* **Instruction**:
Set down the full listing exactly as given. Any pictures are to be left out.

* **Excerpted records**:
----

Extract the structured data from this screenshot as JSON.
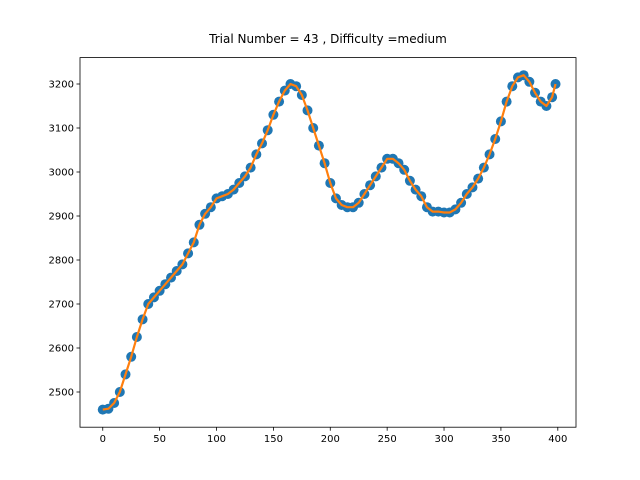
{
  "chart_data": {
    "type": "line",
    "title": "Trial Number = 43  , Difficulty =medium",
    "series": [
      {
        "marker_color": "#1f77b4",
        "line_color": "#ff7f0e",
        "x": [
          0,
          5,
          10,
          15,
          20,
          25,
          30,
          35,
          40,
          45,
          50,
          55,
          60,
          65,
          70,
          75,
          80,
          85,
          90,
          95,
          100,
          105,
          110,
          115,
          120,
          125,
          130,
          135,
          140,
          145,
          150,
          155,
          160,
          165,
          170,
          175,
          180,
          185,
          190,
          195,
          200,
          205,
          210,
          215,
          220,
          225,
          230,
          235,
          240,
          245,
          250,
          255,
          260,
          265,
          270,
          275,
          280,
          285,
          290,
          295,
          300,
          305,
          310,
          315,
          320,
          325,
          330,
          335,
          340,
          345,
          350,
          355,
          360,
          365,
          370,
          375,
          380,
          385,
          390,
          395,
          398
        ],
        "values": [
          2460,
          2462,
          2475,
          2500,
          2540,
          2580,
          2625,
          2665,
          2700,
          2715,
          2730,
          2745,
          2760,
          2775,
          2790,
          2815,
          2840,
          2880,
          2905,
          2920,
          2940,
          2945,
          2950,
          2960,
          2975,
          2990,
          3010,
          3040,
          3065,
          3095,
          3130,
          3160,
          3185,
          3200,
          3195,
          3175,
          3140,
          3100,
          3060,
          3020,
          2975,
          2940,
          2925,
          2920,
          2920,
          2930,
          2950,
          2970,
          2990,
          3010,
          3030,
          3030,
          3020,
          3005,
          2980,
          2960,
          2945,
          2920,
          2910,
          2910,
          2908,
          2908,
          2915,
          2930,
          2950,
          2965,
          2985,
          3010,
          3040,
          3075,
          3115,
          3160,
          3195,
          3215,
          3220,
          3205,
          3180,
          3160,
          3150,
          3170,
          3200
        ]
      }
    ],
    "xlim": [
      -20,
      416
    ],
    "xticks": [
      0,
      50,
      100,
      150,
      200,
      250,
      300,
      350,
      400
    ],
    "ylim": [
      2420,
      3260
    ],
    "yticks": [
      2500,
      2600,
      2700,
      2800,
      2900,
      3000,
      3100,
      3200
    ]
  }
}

----

* **Task answer**:
Extract the structured data from this screenshot as JSON.
{
  "chart_data": {
    "type": "line",
    "title": "Trial Number = 43  , Difficulty =medium",
    "series": [
      {
        "marker_color": "#1f77b4",
        "line_color": "#ff7f0e",
        "x": [
          0,
          5,
          10,
          15,
          20,
          25,
          30,
          35,
          40,
          45,
          50,
          55,
          60,
          65,
          70,
          75,
          80,
          85,
          90,
          95,
          100,
          105,
          110,
          115,
          120,
          125,
          130,
          135,
          140,
          145,
          150,
          155,
          160,
          165,
          170,
          175,
          180,
          185,
          190,
          195,
          200,
          205,
          210,
          215,
          220,
          225,
          230,
          235,
          240,
          245,
          250,
          255,
          260,
          265,
          270,
          275,
          280,
          285,
          290,
          295,
          300,
          305,
          310,
          315,
          320,
          325,
          330,
          335,
          340,
          345,
          350,
          355,
          360,
          365,
          370,
          375,
          380,
          385,
          390,
          395,
          398
        ],
        "values": [
          2460,
          2462,
          2475,
          2500,
          2540,
          2580,
          2625,
          2665,
          2700,
          2715,
          2730,
          2745,
          2760,
          2775,
          2790,
          2815,
          2840,
          2880,
          2905,
          2920,
          2940,
          2945,
          2950,
          2960,
          2975,
          2990,
          3010,
          3040,
          3065,
          3095,
          3130,
          3160,
          3185,
          3200,
          3195,
          3175,
          3140,
          3100,
          3060,
          3020,
          2975,
          2940,
          2925,
          2920,
          2920,
          2930,
          2950,
          2970,
          2990,
          3010,
          3030,
          3030,
          3020,
          3005,
          2980,
          2960,
          2945,
          2920,
          2910,
          2910,
          2908,
          2908,
          2915,
          2930,
          2950,
          2965,
          2985,
          3010,
          3040,
          3075,
          3115,
          3160,
          3195,
          3215,
          3220,
          3205,
          3180,
          3160,
          3150,
          3170,
          3200
        ]
      }
    ],
    "xlim": [
      -20,
      416
    ],
    "xticks": [
      0,
      50,
      100,
      150,
      200,
      250,
      300,
      350,
      400
    ],
    "ylim": [
      2420,
      3260
    ],
    "yticks": [
      2500,
      2600,
      2700,
      2800,
      2900,
      3000,
      3100,
      3200
    ]
  }
}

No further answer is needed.